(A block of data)
┌──

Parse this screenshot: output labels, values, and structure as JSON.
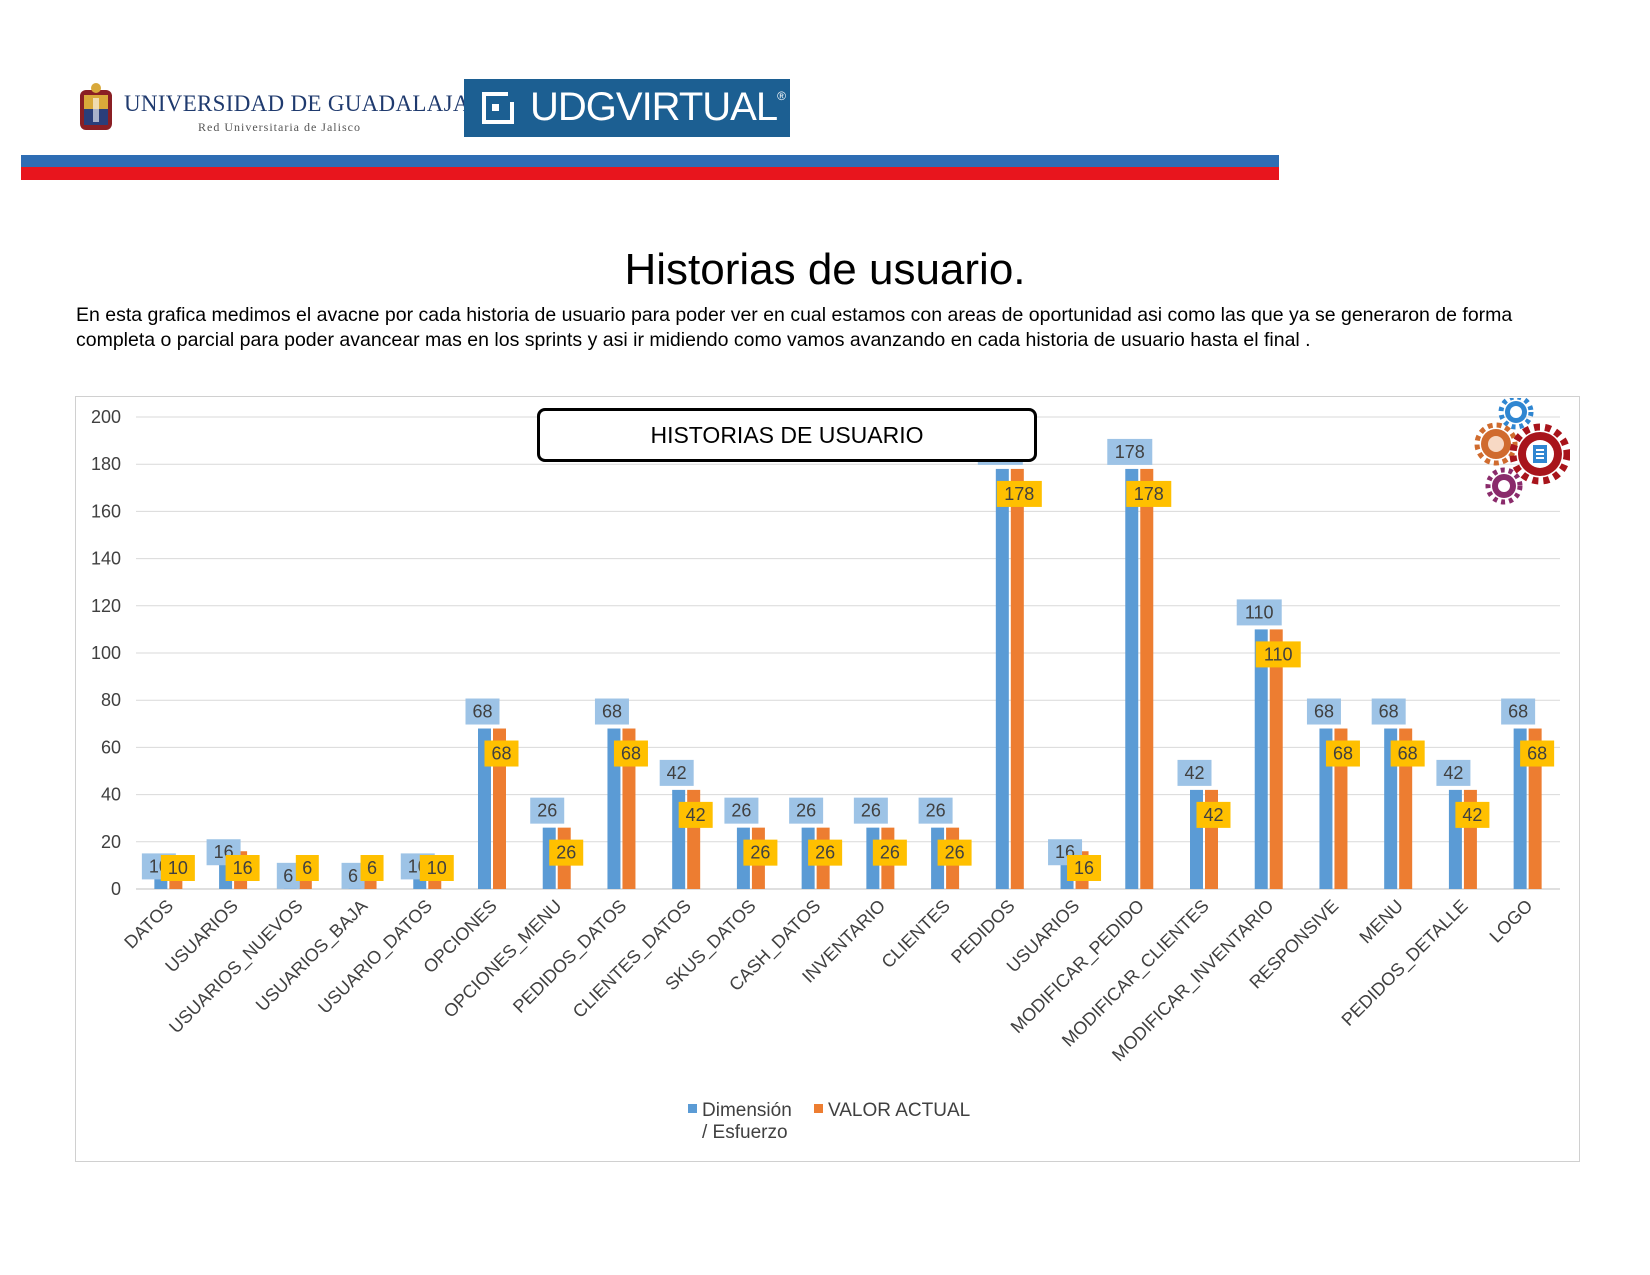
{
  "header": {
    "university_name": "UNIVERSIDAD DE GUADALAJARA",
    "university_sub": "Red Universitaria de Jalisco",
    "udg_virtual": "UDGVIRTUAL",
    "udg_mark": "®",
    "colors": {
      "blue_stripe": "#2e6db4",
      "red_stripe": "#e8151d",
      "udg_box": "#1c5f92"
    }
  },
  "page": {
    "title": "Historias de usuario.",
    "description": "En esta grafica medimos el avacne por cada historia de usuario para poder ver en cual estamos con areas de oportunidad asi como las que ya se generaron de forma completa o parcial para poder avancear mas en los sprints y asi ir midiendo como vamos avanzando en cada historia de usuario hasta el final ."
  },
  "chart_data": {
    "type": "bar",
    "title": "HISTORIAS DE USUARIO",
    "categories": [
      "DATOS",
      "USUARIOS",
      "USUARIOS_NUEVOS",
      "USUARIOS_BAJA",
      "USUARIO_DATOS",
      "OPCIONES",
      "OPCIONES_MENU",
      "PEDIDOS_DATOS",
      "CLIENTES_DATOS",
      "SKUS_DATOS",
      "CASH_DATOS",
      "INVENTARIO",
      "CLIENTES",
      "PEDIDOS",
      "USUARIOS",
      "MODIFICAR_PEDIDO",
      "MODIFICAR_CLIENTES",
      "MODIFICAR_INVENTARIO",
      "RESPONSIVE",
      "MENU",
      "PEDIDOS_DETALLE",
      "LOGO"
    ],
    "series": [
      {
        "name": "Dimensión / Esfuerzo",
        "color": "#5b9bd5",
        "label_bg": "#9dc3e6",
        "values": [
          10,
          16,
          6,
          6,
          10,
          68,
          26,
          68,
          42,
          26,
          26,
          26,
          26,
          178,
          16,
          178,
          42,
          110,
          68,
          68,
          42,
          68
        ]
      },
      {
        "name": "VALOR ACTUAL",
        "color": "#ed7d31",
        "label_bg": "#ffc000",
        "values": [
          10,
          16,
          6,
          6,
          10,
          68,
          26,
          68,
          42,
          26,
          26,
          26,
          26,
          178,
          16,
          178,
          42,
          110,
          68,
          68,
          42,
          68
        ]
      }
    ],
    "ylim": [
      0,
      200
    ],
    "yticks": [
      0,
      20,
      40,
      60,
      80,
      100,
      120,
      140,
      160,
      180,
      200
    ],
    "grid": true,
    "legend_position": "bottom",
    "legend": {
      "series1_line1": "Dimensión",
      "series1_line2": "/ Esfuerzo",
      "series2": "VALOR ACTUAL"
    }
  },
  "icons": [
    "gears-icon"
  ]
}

└──

Stated exercise: Exactly reproduce the entries above, minus the pictures.

Response to the exercise:
Parse this screenshot: output labels, values, and structure as JSON.
{
  "header": {
    "university_name": "UNIVERSIDAD DE GUADALAJARA",
    "university_sub": "Red Universitaria de Jalisco",
    "udg_virtual": "UDGVIRTUAL",
    "udg_mark": "®",
    "colors": {
      "blue_stripe": "#2e6db4",
      "red_stripe": "#e8151d",
      "udg_box": "#1c5f92"
    }
  },
  "page": {
    "title": "Historias de usuario.",
    "description": "En esta grafica medimos el avacne por cada historia de usuario para poder ver en cual estamos con areas de oportunidad asi como las que ya se generaron de forma completa o parcial para poder avancear mas en los sprints y asi ir midiendo como vamos avanzando en cada historia de usuario hasta el final ."
  },
  "chart_data": {
    "type": "bar",
    "title": "HISTORIAS DE USUARIO",
    "categories": [
      "DATOS",
      "USUARIOS",
      "USUARIOS_NUEVOS",
      "USUARIOS_BAJA",
      "USUARIO_DATOS",
      "OPCIONES",
      "OPCIONES_MENU",
      "PEDIDOS_DATOS",
      "CLIENTES_DATOS",
      "SKUS_DATOS",
      "CASH_DATOS",
      "INVENTARIO",
      "CLIENTES",
      "PEDIDOS",
      "USUARIOS",
      "MODIFICAR_PEDIDO",
      "MODIFICAR_CLIENTES",
      "MODIFICAR_INVENTARIO",
      "RESPONSIVE",
      "MENU",
      "PEDIDOS_DETALLE",
      "LOGO"
    ],
    "series": [
      {
        "name": "Dimensión / Esfuerzo",
        "color": "#5b9bd5",
        "label_bg": "#9dc3e6",
        "values": [
          10,
          16,
          6,
          6,
          10,
          68,
          26,
          68,
          42,
          26,
          26,
          26,
          26,
          178,
          16,
          178,
          42,
          110,
          68,
          68,
          42,
          68
        ]
      },
      {
        "name": "VALOR ACTUAL",
        "color": "#ed7d31",
        "label_bg": "#ffc000",
        "values": [
          10,
          16,
          6,
          6,
          10,
          68,
          26,
          68,
          42,
          26,
          26,
          26,
          26,
          178,
          16,
          178,
          42,
          110,
          68,
          68,
          42,
          68
        ]
      }
    ],
    "ylim": [
      0,
      200
    ],
    "yticks": [
      0,
      20,
      40,
      60,
      80,
      100,
      120,
      140,
      160,
      180,
      200
    ],
    "grid": true,
    "legend_position": "bottom",
    "legend": {
      "series1_line1": "Dimensión",
      "series1_line2": "/ Esfuerzo",
      "series2": "VALOR ACTUAL"
    }
  },
  "icons": [
    "gears-icon"
  ]
}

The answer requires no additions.